Source records
* start *
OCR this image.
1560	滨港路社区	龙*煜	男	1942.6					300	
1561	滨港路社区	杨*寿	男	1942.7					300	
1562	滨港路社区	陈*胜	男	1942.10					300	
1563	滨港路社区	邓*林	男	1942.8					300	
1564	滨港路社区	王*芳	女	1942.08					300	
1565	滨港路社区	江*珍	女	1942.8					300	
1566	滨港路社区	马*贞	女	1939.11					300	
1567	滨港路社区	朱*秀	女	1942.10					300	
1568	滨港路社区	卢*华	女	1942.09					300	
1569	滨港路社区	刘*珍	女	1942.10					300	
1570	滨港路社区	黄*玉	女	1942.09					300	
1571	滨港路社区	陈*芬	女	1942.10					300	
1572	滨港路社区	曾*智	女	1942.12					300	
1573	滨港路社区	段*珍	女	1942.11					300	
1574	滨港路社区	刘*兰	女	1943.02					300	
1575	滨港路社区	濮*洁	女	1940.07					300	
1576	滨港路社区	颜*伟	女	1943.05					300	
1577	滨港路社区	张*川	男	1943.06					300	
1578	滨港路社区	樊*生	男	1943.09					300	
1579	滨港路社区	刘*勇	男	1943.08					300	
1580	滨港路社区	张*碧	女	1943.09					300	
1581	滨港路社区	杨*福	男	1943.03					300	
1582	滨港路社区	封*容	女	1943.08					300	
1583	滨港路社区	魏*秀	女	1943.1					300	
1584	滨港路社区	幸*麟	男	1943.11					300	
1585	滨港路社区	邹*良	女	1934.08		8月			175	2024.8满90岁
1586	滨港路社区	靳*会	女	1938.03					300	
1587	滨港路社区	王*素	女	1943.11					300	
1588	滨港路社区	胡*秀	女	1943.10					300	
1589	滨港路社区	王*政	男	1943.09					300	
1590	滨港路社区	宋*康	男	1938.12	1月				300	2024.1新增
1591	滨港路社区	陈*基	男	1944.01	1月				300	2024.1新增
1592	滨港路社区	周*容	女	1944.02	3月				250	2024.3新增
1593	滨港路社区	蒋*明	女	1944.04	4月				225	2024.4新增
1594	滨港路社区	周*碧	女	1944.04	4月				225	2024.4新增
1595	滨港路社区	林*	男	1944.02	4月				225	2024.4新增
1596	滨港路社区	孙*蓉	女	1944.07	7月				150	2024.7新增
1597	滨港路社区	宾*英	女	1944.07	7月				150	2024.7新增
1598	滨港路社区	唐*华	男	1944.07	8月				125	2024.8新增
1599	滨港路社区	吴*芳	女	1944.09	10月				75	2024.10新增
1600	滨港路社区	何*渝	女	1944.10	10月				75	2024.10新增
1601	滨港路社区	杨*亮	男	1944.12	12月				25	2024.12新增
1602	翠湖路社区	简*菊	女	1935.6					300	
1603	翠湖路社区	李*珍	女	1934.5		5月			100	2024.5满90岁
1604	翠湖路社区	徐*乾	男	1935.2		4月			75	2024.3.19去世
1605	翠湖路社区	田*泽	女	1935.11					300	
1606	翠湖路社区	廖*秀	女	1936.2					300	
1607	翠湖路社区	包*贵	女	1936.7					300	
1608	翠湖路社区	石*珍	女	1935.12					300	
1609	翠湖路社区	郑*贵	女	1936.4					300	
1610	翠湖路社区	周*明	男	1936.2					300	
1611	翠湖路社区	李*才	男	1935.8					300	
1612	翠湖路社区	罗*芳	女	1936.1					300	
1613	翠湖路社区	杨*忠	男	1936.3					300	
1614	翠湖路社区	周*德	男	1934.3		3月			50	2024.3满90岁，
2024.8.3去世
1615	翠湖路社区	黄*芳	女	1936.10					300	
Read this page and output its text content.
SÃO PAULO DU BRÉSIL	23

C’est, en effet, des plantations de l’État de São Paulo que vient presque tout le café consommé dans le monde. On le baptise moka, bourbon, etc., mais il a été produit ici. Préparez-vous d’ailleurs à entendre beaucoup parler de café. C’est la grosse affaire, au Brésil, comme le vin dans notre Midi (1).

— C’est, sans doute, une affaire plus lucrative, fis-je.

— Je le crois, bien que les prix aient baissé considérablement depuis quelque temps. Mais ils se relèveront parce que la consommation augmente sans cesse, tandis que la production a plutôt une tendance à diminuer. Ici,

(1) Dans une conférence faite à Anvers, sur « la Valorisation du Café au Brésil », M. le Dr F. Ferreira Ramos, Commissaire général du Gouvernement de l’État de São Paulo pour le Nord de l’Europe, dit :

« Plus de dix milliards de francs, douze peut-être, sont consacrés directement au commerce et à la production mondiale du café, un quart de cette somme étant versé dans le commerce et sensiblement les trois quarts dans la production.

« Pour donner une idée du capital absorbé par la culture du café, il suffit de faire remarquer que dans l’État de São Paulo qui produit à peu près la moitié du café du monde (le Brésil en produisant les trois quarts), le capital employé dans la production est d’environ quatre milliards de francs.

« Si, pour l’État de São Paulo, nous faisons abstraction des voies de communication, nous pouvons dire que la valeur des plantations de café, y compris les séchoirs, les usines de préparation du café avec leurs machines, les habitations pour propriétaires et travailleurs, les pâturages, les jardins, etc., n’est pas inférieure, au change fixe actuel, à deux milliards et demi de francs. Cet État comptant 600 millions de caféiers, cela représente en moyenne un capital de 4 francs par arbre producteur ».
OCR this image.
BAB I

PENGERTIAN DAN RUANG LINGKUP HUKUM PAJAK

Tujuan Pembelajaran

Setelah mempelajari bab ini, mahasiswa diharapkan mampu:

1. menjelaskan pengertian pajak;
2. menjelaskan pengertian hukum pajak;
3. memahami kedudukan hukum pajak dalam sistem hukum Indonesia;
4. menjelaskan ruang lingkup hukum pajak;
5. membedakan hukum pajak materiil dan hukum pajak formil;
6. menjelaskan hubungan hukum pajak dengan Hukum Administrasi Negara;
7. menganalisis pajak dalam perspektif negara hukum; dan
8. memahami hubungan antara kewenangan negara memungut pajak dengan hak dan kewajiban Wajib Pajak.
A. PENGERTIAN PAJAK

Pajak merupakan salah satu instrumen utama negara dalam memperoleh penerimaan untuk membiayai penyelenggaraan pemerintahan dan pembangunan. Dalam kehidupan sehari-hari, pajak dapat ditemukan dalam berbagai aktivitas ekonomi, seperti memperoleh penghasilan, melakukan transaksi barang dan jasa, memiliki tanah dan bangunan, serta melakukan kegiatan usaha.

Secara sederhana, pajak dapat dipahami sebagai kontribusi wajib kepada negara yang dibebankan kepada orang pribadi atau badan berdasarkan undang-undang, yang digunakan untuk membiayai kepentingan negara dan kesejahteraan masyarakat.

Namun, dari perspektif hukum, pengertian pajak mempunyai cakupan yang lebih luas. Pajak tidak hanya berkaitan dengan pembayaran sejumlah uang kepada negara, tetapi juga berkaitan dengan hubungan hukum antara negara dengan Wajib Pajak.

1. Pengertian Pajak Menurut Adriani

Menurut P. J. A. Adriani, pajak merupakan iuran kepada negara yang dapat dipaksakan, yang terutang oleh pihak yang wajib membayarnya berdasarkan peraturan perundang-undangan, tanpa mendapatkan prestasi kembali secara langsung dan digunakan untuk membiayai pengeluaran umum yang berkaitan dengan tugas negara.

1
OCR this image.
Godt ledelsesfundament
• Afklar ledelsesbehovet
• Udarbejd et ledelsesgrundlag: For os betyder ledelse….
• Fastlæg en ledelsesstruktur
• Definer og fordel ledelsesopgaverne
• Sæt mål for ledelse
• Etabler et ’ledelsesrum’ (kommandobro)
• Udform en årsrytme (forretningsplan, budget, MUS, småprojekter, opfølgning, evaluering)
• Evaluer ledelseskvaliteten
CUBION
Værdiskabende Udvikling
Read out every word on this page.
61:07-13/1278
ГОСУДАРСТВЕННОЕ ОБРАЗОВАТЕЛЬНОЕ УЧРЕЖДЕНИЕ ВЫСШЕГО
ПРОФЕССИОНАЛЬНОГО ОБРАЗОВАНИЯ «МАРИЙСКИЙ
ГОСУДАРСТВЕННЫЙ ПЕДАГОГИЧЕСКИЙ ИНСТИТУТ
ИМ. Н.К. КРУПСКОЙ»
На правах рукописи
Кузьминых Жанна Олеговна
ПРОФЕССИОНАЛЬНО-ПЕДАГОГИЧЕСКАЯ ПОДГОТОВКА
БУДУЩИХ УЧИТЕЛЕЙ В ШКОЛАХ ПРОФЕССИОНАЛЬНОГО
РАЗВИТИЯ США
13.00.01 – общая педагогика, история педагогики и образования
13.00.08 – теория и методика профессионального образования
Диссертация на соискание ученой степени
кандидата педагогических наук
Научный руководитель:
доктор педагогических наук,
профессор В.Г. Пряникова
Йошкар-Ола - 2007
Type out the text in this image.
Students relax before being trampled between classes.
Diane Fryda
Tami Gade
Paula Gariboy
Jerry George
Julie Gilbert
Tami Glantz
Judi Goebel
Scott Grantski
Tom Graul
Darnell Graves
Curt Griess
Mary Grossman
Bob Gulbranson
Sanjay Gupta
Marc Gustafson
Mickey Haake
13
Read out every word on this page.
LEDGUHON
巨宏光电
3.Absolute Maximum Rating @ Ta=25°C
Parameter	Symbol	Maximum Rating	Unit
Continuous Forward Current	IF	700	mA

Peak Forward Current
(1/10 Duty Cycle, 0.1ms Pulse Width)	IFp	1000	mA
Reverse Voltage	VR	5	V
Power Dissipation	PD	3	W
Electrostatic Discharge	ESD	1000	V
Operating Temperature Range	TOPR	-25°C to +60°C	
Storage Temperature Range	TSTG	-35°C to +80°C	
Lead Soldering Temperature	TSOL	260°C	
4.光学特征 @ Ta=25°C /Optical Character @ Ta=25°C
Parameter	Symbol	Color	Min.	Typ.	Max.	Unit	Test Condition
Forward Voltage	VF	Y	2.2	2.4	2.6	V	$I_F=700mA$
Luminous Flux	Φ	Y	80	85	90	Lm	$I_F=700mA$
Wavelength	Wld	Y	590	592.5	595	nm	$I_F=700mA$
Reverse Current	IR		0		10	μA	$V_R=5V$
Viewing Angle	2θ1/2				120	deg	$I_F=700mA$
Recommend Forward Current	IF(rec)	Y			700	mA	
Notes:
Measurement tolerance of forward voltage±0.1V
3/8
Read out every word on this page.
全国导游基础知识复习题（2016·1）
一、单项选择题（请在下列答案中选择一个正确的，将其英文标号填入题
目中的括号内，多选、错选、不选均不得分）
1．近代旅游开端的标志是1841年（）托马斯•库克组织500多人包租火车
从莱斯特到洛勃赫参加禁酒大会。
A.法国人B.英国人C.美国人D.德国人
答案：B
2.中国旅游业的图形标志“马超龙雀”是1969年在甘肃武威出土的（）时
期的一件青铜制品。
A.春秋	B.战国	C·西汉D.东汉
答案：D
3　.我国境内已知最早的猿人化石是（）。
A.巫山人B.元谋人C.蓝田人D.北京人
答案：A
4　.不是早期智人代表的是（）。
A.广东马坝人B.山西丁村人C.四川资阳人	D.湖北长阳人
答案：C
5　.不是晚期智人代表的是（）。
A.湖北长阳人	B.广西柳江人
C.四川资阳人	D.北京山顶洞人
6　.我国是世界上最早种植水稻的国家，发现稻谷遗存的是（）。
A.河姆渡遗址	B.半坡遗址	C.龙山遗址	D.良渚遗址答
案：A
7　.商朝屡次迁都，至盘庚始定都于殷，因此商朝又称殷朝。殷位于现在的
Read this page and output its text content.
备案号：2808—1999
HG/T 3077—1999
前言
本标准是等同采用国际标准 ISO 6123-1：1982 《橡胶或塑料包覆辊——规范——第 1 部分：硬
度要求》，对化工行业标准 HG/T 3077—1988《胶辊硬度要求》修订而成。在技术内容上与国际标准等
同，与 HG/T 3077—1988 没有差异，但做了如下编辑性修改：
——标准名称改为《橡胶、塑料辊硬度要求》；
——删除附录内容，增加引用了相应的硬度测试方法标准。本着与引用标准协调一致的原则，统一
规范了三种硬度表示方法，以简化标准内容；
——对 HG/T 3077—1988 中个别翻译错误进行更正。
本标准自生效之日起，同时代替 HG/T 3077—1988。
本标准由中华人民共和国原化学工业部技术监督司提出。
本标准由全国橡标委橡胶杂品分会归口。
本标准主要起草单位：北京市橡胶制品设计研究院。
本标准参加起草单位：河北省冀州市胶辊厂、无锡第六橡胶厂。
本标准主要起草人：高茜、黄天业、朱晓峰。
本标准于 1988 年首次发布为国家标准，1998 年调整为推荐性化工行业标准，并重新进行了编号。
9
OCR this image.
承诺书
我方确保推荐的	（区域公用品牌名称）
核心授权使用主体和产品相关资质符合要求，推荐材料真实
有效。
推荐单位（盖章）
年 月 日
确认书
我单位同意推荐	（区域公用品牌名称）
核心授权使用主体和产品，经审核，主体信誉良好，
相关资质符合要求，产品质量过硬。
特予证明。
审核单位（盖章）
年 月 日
* end *
Instructions for the task:
Copy each line of the listing that contains the string "menjelaskan".

Final result:
1. menjelaskan pengertian pajak;
2. menjelaskan pengertian hukum pajak;
4. menjelaskan ruang lingkup hukum pajak;
6. menjelaskan hubungan hukum pajak dengan Hukum Administrasi Negara;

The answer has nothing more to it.